--- Task details ---
Reproduce all of the listing below without alteration.

--- Material supplied ---
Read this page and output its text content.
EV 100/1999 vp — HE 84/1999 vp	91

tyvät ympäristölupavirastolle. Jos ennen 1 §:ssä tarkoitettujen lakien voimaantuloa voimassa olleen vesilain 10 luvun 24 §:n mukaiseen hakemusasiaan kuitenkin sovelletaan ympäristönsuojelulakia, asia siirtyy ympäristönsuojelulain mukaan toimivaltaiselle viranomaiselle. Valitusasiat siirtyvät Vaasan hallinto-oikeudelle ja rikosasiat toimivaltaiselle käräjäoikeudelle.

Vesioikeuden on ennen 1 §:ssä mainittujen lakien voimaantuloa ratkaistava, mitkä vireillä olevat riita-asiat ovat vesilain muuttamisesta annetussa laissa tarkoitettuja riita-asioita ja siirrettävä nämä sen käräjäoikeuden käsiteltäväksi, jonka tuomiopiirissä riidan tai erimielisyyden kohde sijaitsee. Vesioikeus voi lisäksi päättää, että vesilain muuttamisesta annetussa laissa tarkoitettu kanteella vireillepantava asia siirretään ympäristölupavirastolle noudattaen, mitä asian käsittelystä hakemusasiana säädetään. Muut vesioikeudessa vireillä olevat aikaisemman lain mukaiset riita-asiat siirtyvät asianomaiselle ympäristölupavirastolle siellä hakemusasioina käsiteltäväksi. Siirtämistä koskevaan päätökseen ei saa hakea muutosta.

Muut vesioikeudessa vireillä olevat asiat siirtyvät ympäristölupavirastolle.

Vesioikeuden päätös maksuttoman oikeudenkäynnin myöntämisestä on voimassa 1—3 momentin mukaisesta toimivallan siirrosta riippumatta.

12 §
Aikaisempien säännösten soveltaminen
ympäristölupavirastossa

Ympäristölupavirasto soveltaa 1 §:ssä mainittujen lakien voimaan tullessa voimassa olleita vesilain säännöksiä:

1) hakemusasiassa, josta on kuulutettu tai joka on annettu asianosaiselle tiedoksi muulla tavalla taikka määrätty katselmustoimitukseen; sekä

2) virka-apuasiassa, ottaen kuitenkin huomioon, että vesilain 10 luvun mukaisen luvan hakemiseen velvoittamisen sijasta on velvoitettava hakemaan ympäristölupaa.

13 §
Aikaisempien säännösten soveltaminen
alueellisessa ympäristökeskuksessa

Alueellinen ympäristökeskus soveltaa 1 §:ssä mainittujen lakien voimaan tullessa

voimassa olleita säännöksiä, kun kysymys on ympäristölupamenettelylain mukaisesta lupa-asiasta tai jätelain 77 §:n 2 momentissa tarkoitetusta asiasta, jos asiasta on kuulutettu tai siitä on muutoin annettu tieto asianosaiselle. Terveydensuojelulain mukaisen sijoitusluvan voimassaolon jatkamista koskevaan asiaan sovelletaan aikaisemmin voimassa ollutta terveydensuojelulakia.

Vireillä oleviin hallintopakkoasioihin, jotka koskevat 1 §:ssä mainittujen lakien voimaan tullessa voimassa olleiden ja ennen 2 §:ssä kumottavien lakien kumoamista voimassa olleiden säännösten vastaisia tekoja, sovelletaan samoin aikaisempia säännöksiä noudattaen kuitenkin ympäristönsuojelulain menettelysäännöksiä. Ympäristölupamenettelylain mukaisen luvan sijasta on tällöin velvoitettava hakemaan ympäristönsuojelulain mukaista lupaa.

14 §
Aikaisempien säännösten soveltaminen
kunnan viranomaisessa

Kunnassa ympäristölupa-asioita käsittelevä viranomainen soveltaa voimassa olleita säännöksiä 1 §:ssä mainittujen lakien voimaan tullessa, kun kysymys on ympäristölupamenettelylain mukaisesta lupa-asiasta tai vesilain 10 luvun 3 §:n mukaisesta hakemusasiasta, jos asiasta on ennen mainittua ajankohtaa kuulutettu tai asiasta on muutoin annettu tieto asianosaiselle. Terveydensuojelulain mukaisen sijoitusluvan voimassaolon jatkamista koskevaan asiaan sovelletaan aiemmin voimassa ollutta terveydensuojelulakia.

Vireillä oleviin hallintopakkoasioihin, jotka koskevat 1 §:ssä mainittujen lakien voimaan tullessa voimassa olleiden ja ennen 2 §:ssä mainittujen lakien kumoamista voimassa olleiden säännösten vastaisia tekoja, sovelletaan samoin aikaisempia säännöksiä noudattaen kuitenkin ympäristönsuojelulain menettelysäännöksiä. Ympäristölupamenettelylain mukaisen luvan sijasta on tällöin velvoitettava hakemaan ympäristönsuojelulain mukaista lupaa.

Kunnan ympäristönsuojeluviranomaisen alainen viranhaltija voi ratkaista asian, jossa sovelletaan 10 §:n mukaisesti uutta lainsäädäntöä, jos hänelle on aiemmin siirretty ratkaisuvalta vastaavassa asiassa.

--- Completed exercise ---
Read this page and output its text content.
EV 100/1999 vp — HE 84/1999 vp	91

tyvät ympäristölupavirastolle. Jos ennen 1 §:ssä tarkoitettujen lakien voimaantuloa voimassa olleen vesilain 10 luvun 24 §:n mukaiseen hakemusasiaan kuitenkin sovelletaan ympäristönsuojelulakia, asia siirtyy ympäristönsuojelulain mukaan toimivaltaiselle viranomaiselle. Valitusasiat siirtyvät Vaasan hallinto-oikeudelle ja rikosasiat toimivaltaiselle käräjäoikeudelle.

Vesioikeuden on ennen 1 §:ssä mainittujen lakien voimaantuloa ratkaistava, mitkä vireillä olevat riita-asiat ovat vesilain muuttamisesta annetussa laissa tarkoitettuja riita-asioita ja siirrettävä nämä sen käräjäoikeuden käsiteltäväksi, jonka tuomiopiirissä riidan tai erimielisyyden kohde sijaitsee. Vesioikeus voi lisäksi päättää, että vesilain muuttamisesta annetussa laissa tarkoitettu kanteella vireillepantava asia siirretään ympäristölupavirastolle noudattaen, mitä asian käsittelystä hakemusasiana säädetään. Muut vesioikeudessa vireillä olevat aikaisemman lain mukaiset riita-asiat siirtyvät asianomaiselle ympäristölupavirastolle siellä hakemusasioina käsiteltäväksi. Siirtämistä koskevaan päätökseen ei saa hakea muutosta.

Muut vesioikeudessa vireillä olevat asiat siirtyvät ympäristölupavirastolle.

Vesioikeuden päätös maksuttoman oikeudenkäynnin myöntämisestä on voimassa 1—3 momentin mukaisesta toimivallan siirrosta riippumatta.

12 §
Aikaisempien säännösten soveltaminen
ympäristölupavirastossa

Ympäristölupavirasto soveltaa 1 §:ssä mainittujen lakien voimaan tullessa voimassa olleita vesilain säännöksiä:

1) hakemusasiassa, josta on kuulutettu tai joka on annettu asianosaiselle tiedoksi muulla tavalla taikka määrätty katselmustoimitukseen; sekä

2) virka-apuasiassa, ottaen kuitenkin huomioon, että vesilain 10 luvun mukaisen luvan hakemiseen velvoittamisen sijasta on velvoitettava hakemaan ympäristölupaa.

13 §
Aikaisempien säännösten soveltaminen
alueellisessa ympäristökeskuksessa

Alueellinen ympäristökeskus soveltaa 1 §:ssä mainittujen lakien voimaan tullessa

voimassa olleita säännöksiä, kun kysymys on ympäristölupamenettelylain mukaisesta lupa-asiasta tai jätelain 77 §:n 2 momentissa tarkoitetusta asiasta, jos asiasta on kuulutettu tai siitä on muutoin annettu tieto asianosaiselle. Terveydensuojelulain mukaisen sijoitusluvan voimassaolon jatkamista koskevaan asiaan sovelletaan aikaisemmin voimassa ollutta terveydensuojelulakia.

Vireillä oleviin hallintopakkoasioihin, jotka koskevat 1 §:ssä mainittujen lakien voimaan tullessa voimassa olleiden ja ennen 2 §:ssä kumottavien lakien kumoamista voimassa olleiden säännösten vastaisia tekoja, sovelletaan samoin aikaisempia säännöksiä noudattaen kuitenkin ympäristönsuojelulain menettelysäännöksiä. Ympäristölupamenettelylain mukaisen luvan sijasta on tällöin velvoitettava hakemaan ympäristönsuojelulain mukaista lupaa.

14 §
Aikaisempien säännösten soveltaminen
kunnan viranomaisessa

Kunnassa ympäristölupa-asioita käsittelevä viranomainen soveltaa voimassa olleita säännöksiä 1 §:ssä mainittujen lakien voimaan tullessa, kun kysymys on ympäristölupamenettelylain mukaisesta lupa-asiasta tai vesilain 10 luvun 3 §:n mukaisesta hakemusasiasta, jos asiasta on ennen mainittua ajankohtaa kuulutettu tai asiasta on muutoin annettu tieto asianosaiselle. Terveydensuojelulain mukaisen sijoitusluvan voimassaolon jatkamista koskevaan asiaan sovelletaan aiemmin voimassa ollutta terveydensuojelulakia.

Vireillä oleviin hallintopakkoasioihin, jotka koskevat 1 §:ssä mainittujen lakien voimaan tullessa voimassa olleiden ja ennen 2 §:ssä mainittujen lakien kumoamista voimassa olleiden säännösten vastaisia tekoja, sovelletaan samoin aikaisempia säännöksiä noudattaen kuitenkin ympäristönsuojelulain menettelysäännöksiä. Ympäristölupamenettelylain mukaisen luvan sijasta on tällöin velvoitettava hakemaan ympäristönsuojelulain mukaista lupaa.

Kunnan ympäristönsuojeluviranomaisen alainen viranhaltija voi ratkaista asian, jossa sovelletaan 10 §:n mukaisesti uutta lainsäädäntöä, jos hänelle on aiemmin siirretty ratkaisuvalta vastaavassa asiassa.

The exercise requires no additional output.